### [Brief]
Find each line with "marker" and copy it.

Collected data

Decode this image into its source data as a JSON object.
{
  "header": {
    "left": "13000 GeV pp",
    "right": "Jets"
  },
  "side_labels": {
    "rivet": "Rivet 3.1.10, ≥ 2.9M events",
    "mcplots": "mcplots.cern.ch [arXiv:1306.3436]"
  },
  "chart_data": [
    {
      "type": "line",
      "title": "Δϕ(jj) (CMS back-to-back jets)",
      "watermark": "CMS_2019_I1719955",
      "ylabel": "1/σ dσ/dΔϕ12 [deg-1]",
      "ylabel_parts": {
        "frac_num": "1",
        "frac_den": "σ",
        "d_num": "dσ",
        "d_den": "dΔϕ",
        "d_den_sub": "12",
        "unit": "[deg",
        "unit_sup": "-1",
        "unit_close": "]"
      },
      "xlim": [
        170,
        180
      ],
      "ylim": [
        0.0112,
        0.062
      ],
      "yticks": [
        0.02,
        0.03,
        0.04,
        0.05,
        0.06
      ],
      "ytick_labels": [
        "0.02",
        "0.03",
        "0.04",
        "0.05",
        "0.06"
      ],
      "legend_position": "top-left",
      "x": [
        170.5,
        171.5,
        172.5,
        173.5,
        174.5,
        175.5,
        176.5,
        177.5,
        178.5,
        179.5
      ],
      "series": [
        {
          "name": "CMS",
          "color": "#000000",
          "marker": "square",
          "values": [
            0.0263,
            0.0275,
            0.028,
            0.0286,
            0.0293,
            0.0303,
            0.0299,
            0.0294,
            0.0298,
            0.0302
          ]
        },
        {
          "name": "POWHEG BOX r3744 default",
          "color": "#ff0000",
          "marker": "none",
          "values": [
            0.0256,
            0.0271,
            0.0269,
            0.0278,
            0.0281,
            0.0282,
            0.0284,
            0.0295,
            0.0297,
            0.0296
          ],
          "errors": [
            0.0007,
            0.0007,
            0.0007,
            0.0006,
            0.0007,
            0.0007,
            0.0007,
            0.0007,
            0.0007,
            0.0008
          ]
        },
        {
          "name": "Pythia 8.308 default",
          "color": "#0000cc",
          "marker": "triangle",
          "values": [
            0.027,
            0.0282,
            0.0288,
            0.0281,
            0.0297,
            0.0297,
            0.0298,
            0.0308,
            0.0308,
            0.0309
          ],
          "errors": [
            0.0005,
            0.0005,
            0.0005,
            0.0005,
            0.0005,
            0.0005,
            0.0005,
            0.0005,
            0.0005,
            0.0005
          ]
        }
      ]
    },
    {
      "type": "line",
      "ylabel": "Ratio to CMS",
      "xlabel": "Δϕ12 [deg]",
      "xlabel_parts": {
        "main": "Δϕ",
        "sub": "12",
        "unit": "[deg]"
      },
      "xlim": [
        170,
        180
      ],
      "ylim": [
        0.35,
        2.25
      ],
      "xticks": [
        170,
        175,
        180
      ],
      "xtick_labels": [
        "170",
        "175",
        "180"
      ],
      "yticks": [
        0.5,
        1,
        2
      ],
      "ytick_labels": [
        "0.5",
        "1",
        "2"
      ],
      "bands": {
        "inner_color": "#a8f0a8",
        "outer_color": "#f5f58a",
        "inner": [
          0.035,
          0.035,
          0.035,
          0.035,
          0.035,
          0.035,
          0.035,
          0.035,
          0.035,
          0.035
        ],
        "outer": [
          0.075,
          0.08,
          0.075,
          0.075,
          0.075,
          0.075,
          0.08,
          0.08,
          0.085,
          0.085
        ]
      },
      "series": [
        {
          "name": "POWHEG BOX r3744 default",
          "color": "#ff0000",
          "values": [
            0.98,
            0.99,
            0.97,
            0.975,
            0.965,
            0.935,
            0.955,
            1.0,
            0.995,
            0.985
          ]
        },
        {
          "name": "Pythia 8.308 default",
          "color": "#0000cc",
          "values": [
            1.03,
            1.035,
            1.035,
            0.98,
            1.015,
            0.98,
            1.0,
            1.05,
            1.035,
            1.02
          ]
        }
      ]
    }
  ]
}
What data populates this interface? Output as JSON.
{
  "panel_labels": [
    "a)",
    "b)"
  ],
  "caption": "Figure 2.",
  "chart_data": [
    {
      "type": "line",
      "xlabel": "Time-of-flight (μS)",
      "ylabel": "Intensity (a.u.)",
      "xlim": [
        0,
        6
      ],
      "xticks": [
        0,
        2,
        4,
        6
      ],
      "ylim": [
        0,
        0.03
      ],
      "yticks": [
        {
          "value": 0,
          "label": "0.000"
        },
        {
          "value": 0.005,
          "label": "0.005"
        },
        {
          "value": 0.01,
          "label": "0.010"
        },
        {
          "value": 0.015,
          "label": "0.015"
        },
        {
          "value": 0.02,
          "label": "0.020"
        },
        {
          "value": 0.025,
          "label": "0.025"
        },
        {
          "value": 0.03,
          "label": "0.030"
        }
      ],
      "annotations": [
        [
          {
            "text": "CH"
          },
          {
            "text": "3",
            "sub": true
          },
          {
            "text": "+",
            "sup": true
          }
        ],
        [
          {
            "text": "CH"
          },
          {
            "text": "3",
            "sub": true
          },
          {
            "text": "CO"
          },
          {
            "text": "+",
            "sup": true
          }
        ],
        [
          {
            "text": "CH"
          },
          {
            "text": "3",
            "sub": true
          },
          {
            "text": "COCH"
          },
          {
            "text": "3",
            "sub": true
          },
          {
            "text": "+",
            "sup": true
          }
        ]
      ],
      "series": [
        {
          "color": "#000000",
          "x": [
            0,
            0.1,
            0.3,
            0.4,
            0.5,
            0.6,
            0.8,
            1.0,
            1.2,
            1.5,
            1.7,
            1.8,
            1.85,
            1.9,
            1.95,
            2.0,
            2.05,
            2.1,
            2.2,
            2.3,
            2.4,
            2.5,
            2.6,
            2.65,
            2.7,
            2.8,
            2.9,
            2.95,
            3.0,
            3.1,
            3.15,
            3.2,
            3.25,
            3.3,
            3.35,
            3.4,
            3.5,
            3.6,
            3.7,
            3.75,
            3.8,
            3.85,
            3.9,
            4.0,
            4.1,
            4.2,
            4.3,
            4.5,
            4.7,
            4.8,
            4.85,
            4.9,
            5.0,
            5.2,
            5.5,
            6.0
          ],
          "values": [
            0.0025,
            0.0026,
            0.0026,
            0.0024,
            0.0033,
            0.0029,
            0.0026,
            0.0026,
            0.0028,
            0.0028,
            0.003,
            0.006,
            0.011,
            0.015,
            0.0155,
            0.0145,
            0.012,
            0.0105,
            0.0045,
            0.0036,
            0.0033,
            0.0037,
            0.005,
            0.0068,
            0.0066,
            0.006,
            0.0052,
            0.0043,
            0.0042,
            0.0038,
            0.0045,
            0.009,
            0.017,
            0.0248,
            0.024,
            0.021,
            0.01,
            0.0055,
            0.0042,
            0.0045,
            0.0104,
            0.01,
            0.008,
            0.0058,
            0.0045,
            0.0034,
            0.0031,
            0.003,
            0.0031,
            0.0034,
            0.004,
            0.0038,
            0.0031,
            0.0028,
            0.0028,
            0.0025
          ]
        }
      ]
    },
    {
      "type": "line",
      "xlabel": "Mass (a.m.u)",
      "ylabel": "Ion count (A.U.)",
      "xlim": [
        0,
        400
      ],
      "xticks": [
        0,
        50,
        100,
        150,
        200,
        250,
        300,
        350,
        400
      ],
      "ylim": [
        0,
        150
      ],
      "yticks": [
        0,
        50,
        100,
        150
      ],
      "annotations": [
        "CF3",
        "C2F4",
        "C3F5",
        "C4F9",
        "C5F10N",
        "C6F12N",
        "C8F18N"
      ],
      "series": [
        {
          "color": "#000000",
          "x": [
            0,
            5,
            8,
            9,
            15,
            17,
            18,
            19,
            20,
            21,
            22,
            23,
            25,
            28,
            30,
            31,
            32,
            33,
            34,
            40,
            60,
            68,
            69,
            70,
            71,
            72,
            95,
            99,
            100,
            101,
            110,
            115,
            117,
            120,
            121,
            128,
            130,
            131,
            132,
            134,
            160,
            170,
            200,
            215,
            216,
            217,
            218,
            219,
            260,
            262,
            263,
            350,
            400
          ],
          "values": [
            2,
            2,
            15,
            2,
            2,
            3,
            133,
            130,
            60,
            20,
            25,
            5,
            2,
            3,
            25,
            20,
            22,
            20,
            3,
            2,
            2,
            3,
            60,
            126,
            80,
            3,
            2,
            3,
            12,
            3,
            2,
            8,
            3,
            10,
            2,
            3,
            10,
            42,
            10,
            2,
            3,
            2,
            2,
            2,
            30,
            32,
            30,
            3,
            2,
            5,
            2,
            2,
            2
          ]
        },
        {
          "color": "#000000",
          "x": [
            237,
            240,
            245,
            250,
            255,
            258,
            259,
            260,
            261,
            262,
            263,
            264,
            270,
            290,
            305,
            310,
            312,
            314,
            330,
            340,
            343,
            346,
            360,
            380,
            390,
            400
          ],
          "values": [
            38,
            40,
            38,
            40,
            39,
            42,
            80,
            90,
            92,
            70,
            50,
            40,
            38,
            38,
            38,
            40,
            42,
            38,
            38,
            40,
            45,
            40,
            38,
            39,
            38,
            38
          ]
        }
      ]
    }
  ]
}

### [Solved exercise]
          "marker": "square",
          "marker": "none",
          "marker": "triangle",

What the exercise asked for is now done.